[START OF Material to process]

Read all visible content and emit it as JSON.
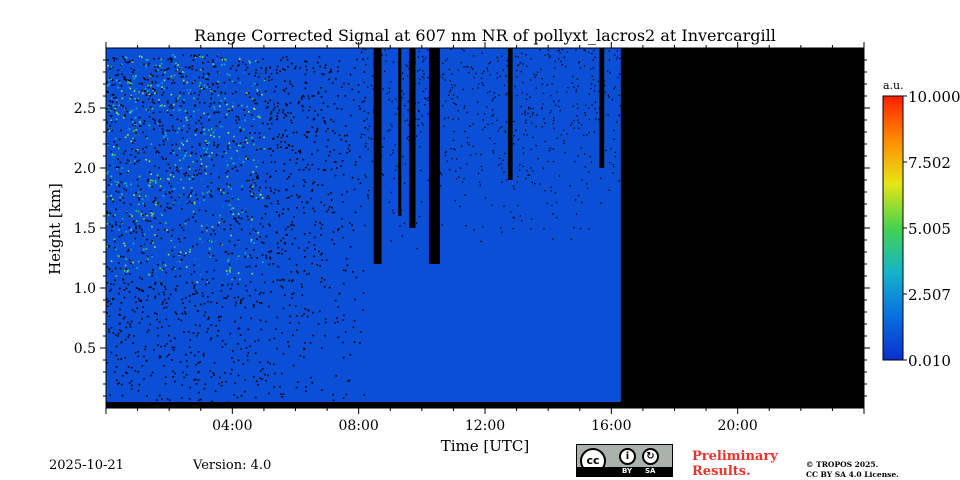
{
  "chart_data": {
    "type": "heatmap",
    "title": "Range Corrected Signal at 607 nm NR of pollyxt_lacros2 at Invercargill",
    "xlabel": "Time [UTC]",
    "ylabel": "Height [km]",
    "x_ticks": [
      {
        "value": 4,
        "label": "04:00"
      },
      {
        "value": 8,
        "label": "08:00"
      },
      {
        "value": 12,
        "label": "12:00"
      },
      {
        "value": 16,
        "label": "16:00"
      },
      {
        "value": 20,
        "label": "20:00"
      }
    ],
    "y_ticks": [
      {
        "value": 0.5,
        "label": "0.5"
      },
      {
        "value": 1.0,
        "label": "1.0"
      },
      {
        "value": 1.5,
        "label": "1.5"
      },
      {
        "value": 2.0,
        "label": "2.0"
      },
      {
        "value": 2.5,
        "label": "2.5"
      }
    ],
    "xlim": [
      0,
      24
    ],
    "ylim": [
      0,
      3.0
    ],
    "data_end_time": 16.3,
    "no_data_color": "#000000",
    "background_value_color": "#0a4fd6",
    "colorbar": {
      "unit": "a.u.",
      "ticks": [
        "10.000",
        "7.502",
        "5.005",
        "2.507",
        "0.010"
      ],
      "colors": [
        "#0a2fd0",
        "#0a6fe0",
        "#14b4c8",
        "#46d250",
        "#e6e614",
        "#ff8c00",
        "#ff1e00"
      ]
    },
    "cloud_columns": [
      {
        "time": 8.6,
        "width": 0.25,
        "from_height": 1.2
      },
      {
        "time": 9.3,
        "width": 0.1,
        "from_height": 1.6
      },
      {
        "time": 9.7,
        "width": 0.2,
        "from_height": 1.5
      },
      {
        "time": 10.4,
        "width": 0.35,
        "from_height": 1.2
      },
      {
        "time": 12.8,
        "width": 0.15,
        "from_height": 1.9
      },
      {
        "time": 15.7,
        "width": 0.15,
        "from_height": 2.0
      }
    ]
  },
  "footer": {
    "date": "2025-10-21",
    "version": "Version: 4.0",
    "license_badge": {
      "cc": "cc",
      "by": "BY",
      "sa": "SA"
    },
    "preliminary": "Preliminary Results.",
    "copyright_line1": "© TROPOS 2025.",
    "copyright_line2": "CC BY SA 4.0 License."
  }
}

[END OF Material to process]

* **Required task**
Reproduce the material above in full and without alteration, but skip all pictures.

* **Solution to the problem**
Read all visible content and emit it as JSON.
{
  "chart_data": {
    "type": "heatmap",
    "title": "Range Corrected Signal at 607 nm NR of pollyxt_lacros2 at Invercargill",
    "xlabel": "Time [UTC]",
    "ylabel": "Height [km]",
    "x_ticks": [
      {
        "value": 4,
        "label": "04:00"
      },
      {
        "value": 8,
        "label": "08:00"
      },
      {
        "value": 12,
        "label": "12:00"
      },
      {
        "value": 16,
        "label": "16:00"
      },
      {
        "value": 20,
        "label": "20:00"
      }
    ],
    "y_ticks": [
      {
        "value": 0.5,
        "label": "0.5"
      },
      {
        "value": 1.0,
        "label": "1.0"
      },
      {
        "value": 1.5,
        "label": "1.5"
      },
      {
        "value": 2.0,
        "label": "2.0"
      },
      {
        "value": 2.5,
        "label": "2.5"
      }
    ],
    "xlim": [
      0,
      24
    ],
    "ylim": [
      0,
      3.0
    ],
    "data_end_time": 16.3,
    "no_data_color": "#000000",
    "background_value_color": "#0a4fd6",
    "colorbar": {
      "unit": "a.u.",
      "ticks": [
        "10.000",
        "7.502",
        "5.005",
        "2.507",
        "0.010"
      ],
      "colors": [
        "#0a2fd0",
        "#0a6fe0",
        "#14b4c8",
        "#46d250",
        "#e6e614",
        "#ff8c00",
        "#ff1e00"
      ]
    },
    "cloud_columns": [
      {
        "time": 8.6,
        "width": 0.25,
        "from_height": 1.2
      },
      {
        "time": 9.3,
        "width": 0.1,
        "from_height": 1.6
      },
      {
        "time": 9.7,
        "width": 0.2,
        "from_height": 1.5
      },
      {
        "time": 10.4,
        "width": 0.35,
        "from_height": 1.2
      },
      {
        "time": 12.8,
        "width": 0.15,
        "from_height": 1.9
      },
      {
        "time": 15.7,
        "width": 0.15,
        "from_height": 2.0
      }
    ]
  },
  "footer": {
    "date": "2025-10-21",
    "version": "Version: 4.0",
    "license_badge": {
      "cc": "cc",
      "by": "BY",
      "sa": "SA"
    },
    "preliminary": "Preliminary Results.",
    "copyright_line1": "© TROPOS 2025.",
    "copyright_line2": "CC BY SA 4.0 License."
  }
}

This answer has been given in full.